## What to do
Copy out each line of the data that holds the word "ἄλλο".

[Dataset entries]
--------------------

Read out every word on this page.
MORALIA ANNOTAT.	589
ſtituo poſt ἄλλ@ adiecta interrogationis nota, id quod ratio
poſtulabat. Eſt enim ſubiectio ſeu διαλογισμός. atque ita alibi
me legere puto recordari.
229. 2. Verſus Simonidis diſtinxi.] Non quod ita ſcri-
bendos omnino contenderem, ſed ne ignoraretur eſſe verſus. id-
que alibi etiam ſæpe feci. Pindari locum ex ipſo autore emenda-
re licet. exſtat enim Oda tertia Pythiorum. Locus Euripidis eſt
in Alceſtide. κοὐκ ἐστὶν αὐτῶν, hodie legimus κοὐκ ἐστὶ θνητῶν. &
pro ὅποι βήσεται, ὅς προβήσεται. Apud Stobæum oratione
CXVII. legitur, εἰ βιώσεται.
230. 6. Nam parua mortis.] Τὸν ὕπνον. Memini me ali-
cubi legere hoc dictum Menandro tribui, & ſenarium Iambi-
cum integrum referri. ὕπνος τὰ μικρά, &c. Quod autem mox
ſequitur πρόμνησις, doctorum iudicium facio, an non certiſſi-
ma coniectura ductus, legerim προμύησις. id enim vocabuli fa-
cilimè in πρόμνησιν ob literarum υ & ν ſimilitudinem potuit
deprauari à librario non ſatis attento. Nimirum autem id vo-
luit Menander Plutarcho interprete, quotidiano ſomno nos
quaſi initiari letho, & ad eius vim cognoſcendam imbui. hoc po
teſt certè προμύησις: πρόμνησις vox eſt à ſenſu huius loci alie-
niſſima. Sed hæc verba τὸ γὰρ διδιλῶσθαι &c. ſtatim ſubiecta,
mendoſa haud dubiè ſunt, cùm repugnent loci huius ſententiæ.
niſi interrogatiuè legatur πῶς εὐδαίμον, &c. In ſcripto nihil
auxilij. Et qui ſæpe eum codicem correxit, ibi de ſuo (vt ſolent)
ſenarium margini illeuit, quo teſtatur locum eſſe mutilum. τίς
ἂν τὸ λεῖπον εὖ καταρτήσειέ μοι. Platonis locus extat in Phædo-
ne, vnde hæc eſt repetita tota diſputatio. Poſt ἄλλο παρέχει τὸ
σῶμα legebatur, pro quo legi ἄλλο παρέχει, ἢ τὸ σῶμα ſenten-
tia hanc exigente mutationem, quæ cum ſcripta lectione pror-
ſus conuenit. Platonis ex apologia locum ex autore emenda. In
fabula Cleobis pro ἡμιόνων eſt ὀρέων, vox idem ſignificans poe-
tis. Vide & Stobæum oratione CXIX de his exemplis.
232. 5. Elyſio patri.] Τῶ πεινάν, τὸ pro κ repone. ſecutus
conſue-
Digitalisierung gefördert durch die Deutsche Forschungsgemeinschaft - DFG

--------------------

## Answer to this task
ne, vnde hæc eſt repetita tota diſputatio. Poſt ἄλλο παρέχει τὸ
σῶμα legebatur, pro quo legi ἄλλο παρέχει, ἢ τὸ σῶμα ſenten-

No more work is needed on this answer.